§ **What you need to do**: Quote the records beneath, complete and exact. Leave out images.
*-*-*
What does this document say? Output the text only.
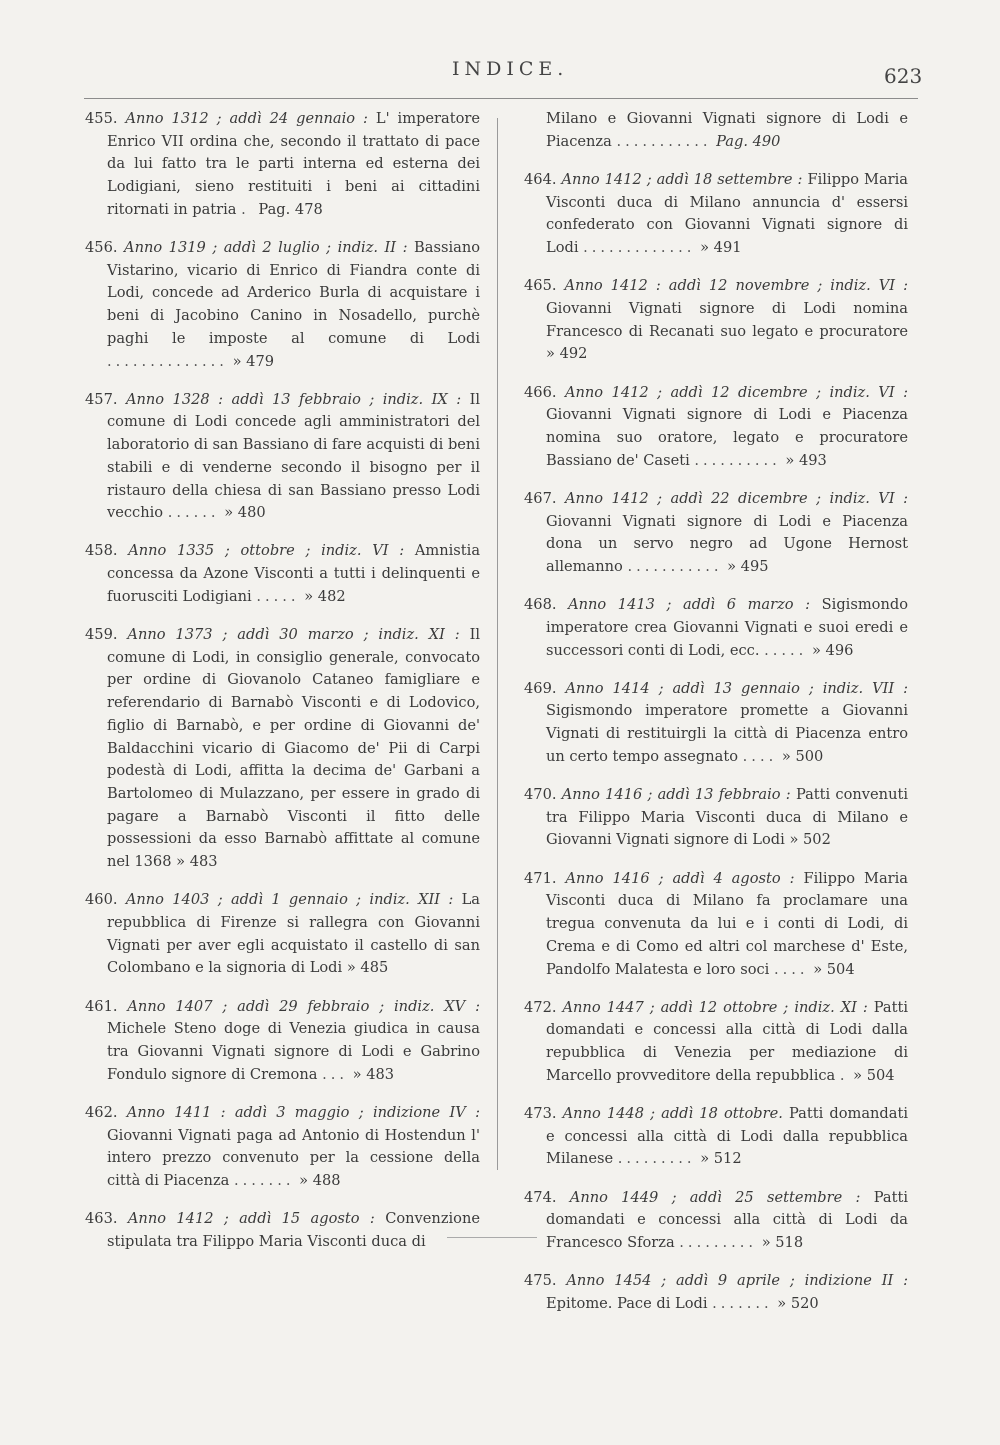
INDICE.	623
455. Anno 1312 ; addì 24 gennaio : L' imperatore Enrico VII ordina che, secondo il trattato di pace da lui fatto tra le parti interna ed esterna dei Lodigiani, sieno restituiti i beni ai cittadini ritornati in patria . Pag. 478
456. Anno 1319 ; addì 2 luglio ; indiz. II : Bassiano Vistarino, vicario di Enrico di Fiandra conte di Lodi, concede ad Arderico Burla di acquistare i beni di Jacobino Canino in Nosadello, purchè paghi le imposte al comune di Lodi .............. » 479
457. Anno 1328 : addì 13 febbraio ; indiz. IX : Il comune di Lodi concede agli amministratori del laboratorio di san Bassiano di fare acquisti di beni stabili e di venderne secondo il bisogno per il ristauro della chiesa di san Bassiano presso Lodi vecchio ...... » 480
458. Anno 1335 ; ottobre ; indiz. VI : Amnistia concessa da Azone Visconti a tutti i delinquenti e fuorusciti Lodigiani ..... » 482
459. Anno 1373 ; addì 30 marzo ; indiz. XI : Il comune di Lodi, in consiglio generale, convocato per ordine di Giovanolo Cataneo famigliare e referendario di Barnabò Visconti e di Lodovico, figlio di Barnabò, e per ordine di Giovanni de' Baldacchini vicario di Giacomo de' Pii di Carpi podestà di Lodi, affitta la decima de' Garbani a Bartolomeo di Mulazzano, per essere in grado di pagare a Barnabò Visconti il fitto delle possessioni da esso Barnabò affittate al comune nel 1368 » 483
460. Anno 1403 ; addì 1 gennaio ; indiz. XII : La repubblica di Firenze si rallegra con Giovanni Vignati per aver egli acquistato il castello di san Colombano e la signoria di Lodi » 485
461. Anno 1407 ; addì 29 febbraio ; indiz. XV : Michele Steno doge di Venezia giudica in causa tra Giovanni Vignati signore di Lodi e Gabrino Fondulo signore di Cremona ... » 483
462. Anno 1411 : addì 3 maggio ; indizione IV : Giovanni Vignati paga ad Antonio di Hostendun l' intero prezzo convenuto per la cessione della città di Piacenza ....... » 488
463. Anno 1412 ; addì 15 agosto : Convenzione stipulata tra Filippo Maria Visconti duca di
Milano e Giovanni Vignati signore di Lodi e Piacenza ........... Pag. 490
464. Anno 1412 ; addì 18 settembre : Filippo Maria Visconti duca di Milano annuncia d' essersi confederato con Giovanni Vignati signore di Lodi ............. » 491
465. Anno 1412 : addì 12 novembre ; indiz. VI : Giovanni Vignati signore di Lodi nomina Francesco di Recanati suo legato e procuratore » 492
466. Anno 1412 ; addì 12 dicembre ; indiz. VI : Giovanni Vignati signore di Lodi e Piacenza nomina suo oratore, legato e procuratore Bassiano de' Caseti .......... » 493
467. Anno 1412 ; addì 22 dicembre ; indiz. VI : Giovanni Vignati signore di Lodi e Piacenza dona un servo negro ad Ugone Hernost allemanno ........... » 495
468. Anno 1413 ; addì 6 marzo : Sigismondo imperatore crea Giovanni Vignati e suoi eredi e successori conti di Lodi, ecc. ..... » 496
469. Anno 1414 ; addì 13 gennaio ; indiz. VII : Sigismondo imperatore promette a Giovanni Vignati di restituirgli la città di Piacenza entro un certo tempo assegnato .... » 500
470. Anno 1416 ; addì 13 febbraio : Patti convenuti tra Filippo Maria Visconti duca di Milano e Giovanni Vignati signore di Lodi » 502
471. Anno 1416 ; addì 4 agosto : Filippo Maria Visconti duca di Milano fa proclamare una tregua convenuta da lui e i conti di Lodi, di Crema e di Como ed altri col marchese d' Este, Pandolfo Malatesta e loro soci .... » 504
472. Anno 1447 ; addì 12 ottobre ; indiz. XI : Patti domandati e concessi alla città di Lodi dalla repubblica di Venezia per mediazione di Marcello provveditore della repubblica . » 504
473. Anno 1448 ; addì 18 ottobre. Patti domandati e concessi alla città di Lodi dalla repubblica Milanese ......... » 512
474. Anno 1449 ; addì 25 settembre : Patti domandati e concessi alla città di Lodi da Francesco Sforza ......... » 518
475. Anno 1454 ; addì 9 aprile ; indizione II : Epitome. Pace di Lodi ....... » 520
*-*-*
§ **Worked answer**:
What does this document say? Output the text only.
INDICE.	623
455. Anno 1312 ; addì 24 gennaio : L' imperatore Enrico VII ordina che, secondo il trattato di pace da lui fatto tra le parti interna ed esterna dei Lodigiani, sieno restituiti i beni ai cittadini ritornati in patria . Pag. 478
456. Anno 1319 ; addì 2 luglio ; indiz. II : Bassiano Vistarino, vicario di Enrico di Fiandra conte di Lodi, concede ad Arderico Burla di acquistare i beni di Jacobino Canino in Nosadello, purchè paghi le imposte al comune di Lodi .............. » 479
457. Anno 1328 : addì 13 febbraio ; indiz. IX : Il comune di Lodi concede agli amministratori del laboratorio di san Bassiano di fare acquisti di beni stabili e di venderne secondo il bisogno per il ristauro della chiesa di san Bassiano presso Lodi vecchio ...... » 480
458. Anno 1335 ; ottobre ; indiz. VI : Amnistia concessa da Azone Visconti a tutti i delinquenti e fuorusciti Lodigiani ..... » 482
459. Anno 1373 ; addì 30 marzo ; indiz. XI : Il comune di Lodi, in consiglio generale, convocato per ordine di Giovanolo Cataneo famigliare e referendario di Barnabò Visconti e di Lodovico, figlio di Barnabò, e per ordine di Giovanni de' Baldacchini vicario di Giacomo de' Pii di Carpi podestà di Lodi, affitta la decima de' Garbani a Bartolomeo di Mulazzano, per essere in grado di pagare a Barnabò Visconti il fitto delle possessioni da esso Barnabò affittate al comune nel 1368 » 483
460. Anno 1403 ; addì 1 gennaio ; indiz. XII : La repubblica di Firenze si rallegra con Giovanni Vignati per aver egli acquistato il castello di san Colombano e la signoria di Lodi » 485
461. Anno 1407 ; addì 29 febbraio ; indiz. XV : Michele Steno doge di Venezia giudica in causa tra Giovanni Vignati signore di Lodi e Gabrino Fondulo signore di Cremona ... » 483
462. Anno 1411 : addì 3 maggio ; indizione IV : Giovanni Vignati paga ad Antonio di Hostendun l' intero prezzo convenuto per la cessione della città di Piacenza ....... » 488
463. Anno 1412 ; addì 15 agosto : Convenzione stipulata tra Filippo Maria Visconti duca di
Milano e Giovanni Vignati signore di Lodi e Piacenza ........... Pag. 490
464. Anno 1412 ; addì 18 settembre : Filippo Maria Visconti duca di Milano annuncia d' essersi confederato con Giovanni Vignati signore di Lodi ............. » 491
465. Anno 1412 : addì 12 novembre ; indiz. VI : Giovanni Vignati signore di Lodi nomina Francesco di Recanati suo legato e procuratore » 492
466. Anno 1412 ; addì 12 dicembre ; indiz. VI : Giovanni Vignati signore di Lodi e Piacenza nomina suo oratore, legato e procuratore Bassiano de' Caseti .......... » 493
467. Anno 1412 ; addì 22 dicembre ; indiz. VI : Giovanni Vignati signore di Lodi e Piacenza dona un servo negro ad Ugone Hernost allemanno ........... » 495
468. Anno 1413 ; addì 6 marzo : Sigismondo imperatore crea Giovanni Vignati e suoi eredi e successori conti di Lodi, ecc. ..... » 496
469. Anno 1414 ; addì 13 gennaio ; indiz. VII : Sigismondo imperatore promette a Giovanni Vignati di restituirgli la città di Piacenza entro un certo tempo assegnato .... » 500
470. Anno 1416 ; addì 13 febbraio : Patti convenuti tra Filippo Maria Visconti duca di Milano e Giovanni Vignati signore di Lodi » 502
471. Anno 1416 ; addì 4 agosto : Filippo Maria Visconti duca di Milano fa proclamare una tregua convenuta da lui e i conti di Lodi, di Crema e di Como ed altri col marchese d' Este, Pandolfo Malatesta e loro soci .... » 504
472. Anno 1447 ; addì 12 ottobre ; indiz. XI : Patti domandati e concessi alla città di Lodi dalla repubblica di Venezia per mediazione di Marcello provveditore della repubblica . » 504
473. Anno 1448 ; addì 18 ottobre. Patti domandati e concessi alla città di Lodi dalla repubblica Milanese ......... » 512
474. Anno 1449 ; addì 25 settembre : Patti domandati e concessi alla città di Lodi da Francesco Sforza ......... » 518
475. Anno 1454 ; addì 9 aprile ; indizione II : Epitome. Pace di Lodi ....... » 520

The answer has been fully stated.